■ **WHAT YOU SHOULD DO**
Look through the data below. Pick out the lines holding the string "Quarter".

(Stored records)
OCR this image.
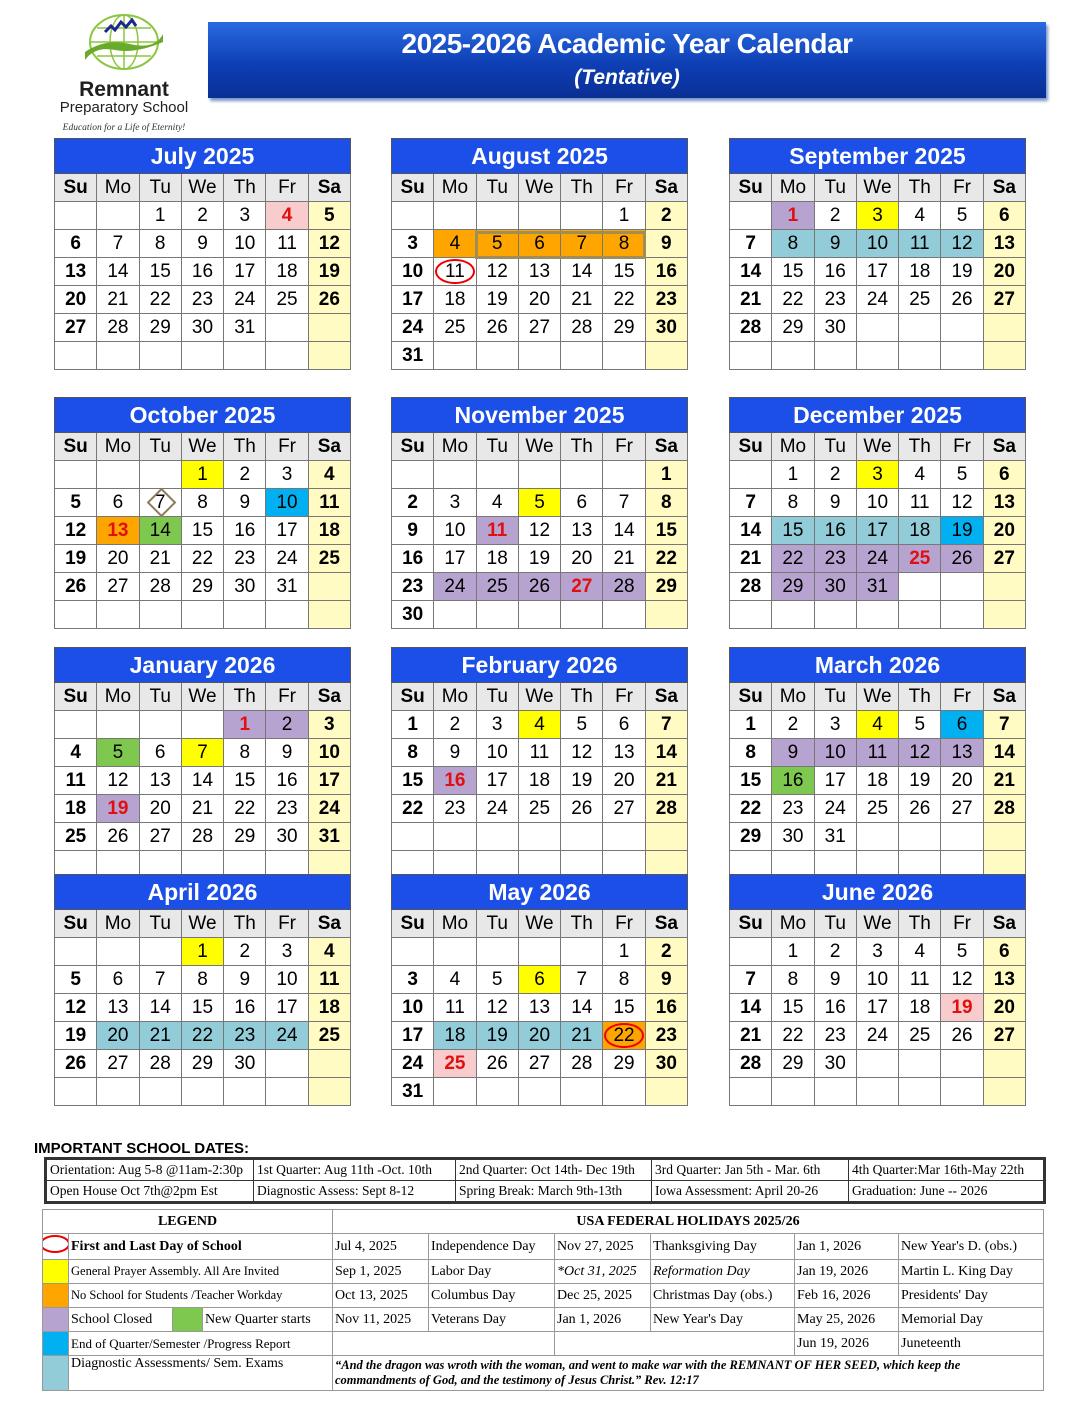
Remnant
Preparatory School
Education for a Life of Eternity!
2025-2026 Academic Year Calendar
(Tentative)
July 2025						
Su	Mo	Tu	We	Th	Fr	Sa
		1	2	3	4	5
6	7	8	9	10	11	12
13	14	15	16	17	18	19
20	21	22	23	24	25	26
27	28	29	30	31		

August 2025						
Su	Mo	Tu	We	Th	Fr	Sa
					1	2
3	4	5	6	7	8	9
10	11	12	13	14	15	16
17	18	19	20	21	22	23
24	25	26	27	28	29	30
31						
September 2025						
Su	Mo	Tu	We	Th	Fr	Sa
	1	2	3	4	5	6
7	8	9	10	11	12	13
14	15	16	17	18	19	20
21	22	23	24	25	26	27
28	29	30				

October 2025						
Su	Mo	Tu	We	Th	Fr	Sa
			1	2	3	4
5	6	7	8	9	10	11
12	13	14	15	16	17	18
19	20	21	22	23	24	25
26	27	28	29	30	31	

November 2025						
Su	Mo	Tu	We	Th	Fr	Sa
						1
2	3	4	5	6	7	8
9	10	11	12	13	14	15
16	17	18	19	20	21	22
23	24	25	26	27	28	29
30						
December 2025						
Su	Mo	Tu	We	Th	Fr	Sa
	1	2	3	4	5	6
7	8	9	10	11	12	13
14	15	16	17	18	19	20
21	22	23	24	25	26	27
28	29	30	31			

January 2026						
Su	Mo	Tu	We	Th	Fr	Sa
				1	2	3
4	5	6	7	8	9	10
11	12	13	14	15	16	17
18	19	20	21	22	23	24
25	26	27	28	29	30	31

February 2026						
Su	Mo	Tu	We	Th	Fr	Sa
1	2	3	4	5	6	7
8	9	10	11	12	13	14
15	16	17	18	19	20	21
22	23	24	25	26	27	28

March 2026						
Su	Mo	Tu	We	Th	Fr	Sa
1	2	3	4	5	6	7
8	9	10	11	12	13	14
15	16	17	18	19	20	21
22	23	24	25	26	27	28
29	30	31				

April 2026						
Su	Mo	Tu	We	Th	Fr	Sa
			1	2	3	4
5	6	7	8	9	10	11
12	13	14	15	16	17	18
19	20	21	22	23	24	25
26	27	28	29	30		

May 2026						
Su	Mo	Tu	We	Th	Fr	Sa
					1	2
3	4	5	6	7	8	9
10	11	12	13	14	15	16
17	18	19	20	21	22	23
24	25	26	27	28	29	30
31						
June 2026						
Su	Mo	Tu	We	Th	Fr	Sa
	1	2	3	4	5	6
7	8	9	10	11	12	13
14	15	16	17	18	19	20
21	22	23	24	25	26	27
28	29	30				

IMPORTANT SCHOOL DATES:
Orientation: Aug 5-8 @11am-2:30p	1st Quarter: Aug 11th -Oct. 10th	2nd Quarter: Oct 14th- Dec 19th	3rd Quarter: Jan 5th - Mar. 6th	4th Quarter:Mar 16th-May 22th
Open House Oct 7th@2pm Est	Diagnostic Assess: Sept 8-12	Spring Break: March 9th-13th	Iowa Assessment: April 20-26	Graduation: June -- 2026
LEGEND				USA FEDERAL HOLIDAYS 2025/26					
	First and Last Day of School			Jul 4, 2025	Independence Day	Nov 27, 2025	Thanksgiving Day	Jan 1, 2026	New Year's D. (obs.)
	General Prayer Assembly. All Are Invited			Sep 1, 2025	Labor Day	*Oct 31, 2025	Reformation Day	Jan 19, 2026	Martin L. King Day
	No School for Students /Teacher Workday			Oct 13, 2025	Columbus Day	Dec 25, 2025	Christmas Day (obs.)	Feb 16, 2026	Presidents' Day
	School Closed		New Quarter starts	Nov 11, 2025	Veterans Day	Jan 1, 2026	New Year's Day	May 25, 2026	Memorial Day
	End of Quarter/Semester /Progress Report							Jun 19, 2026	Juneteenth
	Diagnostic Assessments/ Sem. Exams			“And the dragon was wroth with the woman, and went to make war with the REMNANT OF HER SEED, which keep the commandments of God, and the testimony of Jesus Christ.” Rev. 12:17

■ **TASK OUTPUT**
Orientation: Aug 5-8 @11am-2:30p	1st Quarter: Aug 11th -Oct. 10th	2nd Quarter: Oct 14th- Dec 19th	3rd Quarter: Jan 5th - Mar. 6th	4th Quarter:Mar 16th-May 22th
	School Closed		New Quarter starts	Nov 11, 2025	Veterans Day	Jan 1, 2026	New Year's Day	May 25, 2026	Memorial Day
	End of Quarter/Semester /Progress Report							Jun 19, 2026	Juneteenth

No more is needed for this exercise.